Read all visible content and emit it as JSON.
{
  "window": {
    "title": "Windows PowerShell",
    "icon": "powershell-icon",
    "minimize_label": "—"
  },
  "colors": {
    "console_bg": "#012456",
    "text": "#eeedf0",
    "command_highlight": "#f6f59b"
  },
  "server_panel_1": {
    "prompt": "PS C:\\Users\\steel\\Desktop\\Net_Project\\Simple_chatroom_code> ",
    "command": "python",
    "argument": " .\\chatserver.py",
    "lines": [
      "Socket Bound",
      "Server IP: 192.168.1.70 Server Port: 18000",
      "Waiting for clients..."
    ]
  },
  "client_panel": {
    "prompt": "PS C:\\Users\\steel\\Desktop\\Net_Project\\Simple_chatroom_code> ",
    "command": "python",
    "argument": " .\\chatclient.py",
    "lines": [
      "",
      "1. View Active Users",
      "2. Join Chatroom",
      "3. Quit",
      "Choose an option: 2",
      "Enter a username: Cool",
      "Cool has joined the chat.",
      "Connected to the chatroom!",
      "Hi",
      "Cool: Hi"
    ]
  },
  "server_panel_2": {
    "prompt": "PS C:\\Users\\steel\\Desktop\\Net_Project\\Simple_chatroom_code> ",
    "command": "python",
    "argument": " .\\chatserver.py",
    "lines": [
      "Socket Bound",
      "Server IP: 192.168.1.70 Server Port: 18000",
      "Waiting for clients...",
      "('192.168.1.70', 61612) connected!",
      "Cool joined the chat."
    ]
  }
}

PROMPT -> Extract all of the material exactly as it is written.

EXERCISE OUTPUT ->
Read all visible content and emit it as JSON.
{
  "window": {
    "title": "Windows PowerShell",
    "icon": "powershell-icon",
    "minimize_label": "—"
  },
  "colors": {
    "console_bg": "#012456",
    "text": "#eeedf0",
    "command_highlight": "#f6f59b"
  },
  "server_panel_1": {
    "prompt": "PS C:\\Users\\steel\\Desktop\\Net_Project\\Simple_chatroom_code> ",
    "command": "python",
    "argument": " .\\chatserver.py",
    "lines": [
      "Socket Bound",
      "Server IP: 192.168.1.70 Server Port: 18000",
      "Waiting for clients..."
    ]
  },
  "client_panel": {
    "prompt": "PS C:\\Users\\steel\\Desktop\\Net_Project\\Simple_chatroom_code> ",
    "command": "python",
    "argument": " .\\chatclient.py",
    "lines": [
      "",
      "1. View Active Users",
      "2. Join Chatroom",
      "3. Quit",
      "Choose an option: 2",
      "Enter a username: Cool",
      "Cool has joined the chat.",
      "Connected to the chatroom!",
      "Hi",
      "Cool: Hi"
    ]
  },
  "server_panel_2": {
    "prompt": "PS C:\\Users\\steel\\Desktop\\Net_Project\\Simple_chatroom_code> ",
    "command": "python",
    "argument": " .\\chatserver.py",
    "lines": [
      "Socket Bound",
      "Server IP: 192.168.1.70 Server Port: 18000",
      "Waiting for clients...",
      "('192.168.1.70', 61612) connected!",
      "Cool joined the chat."
    ]
  }
}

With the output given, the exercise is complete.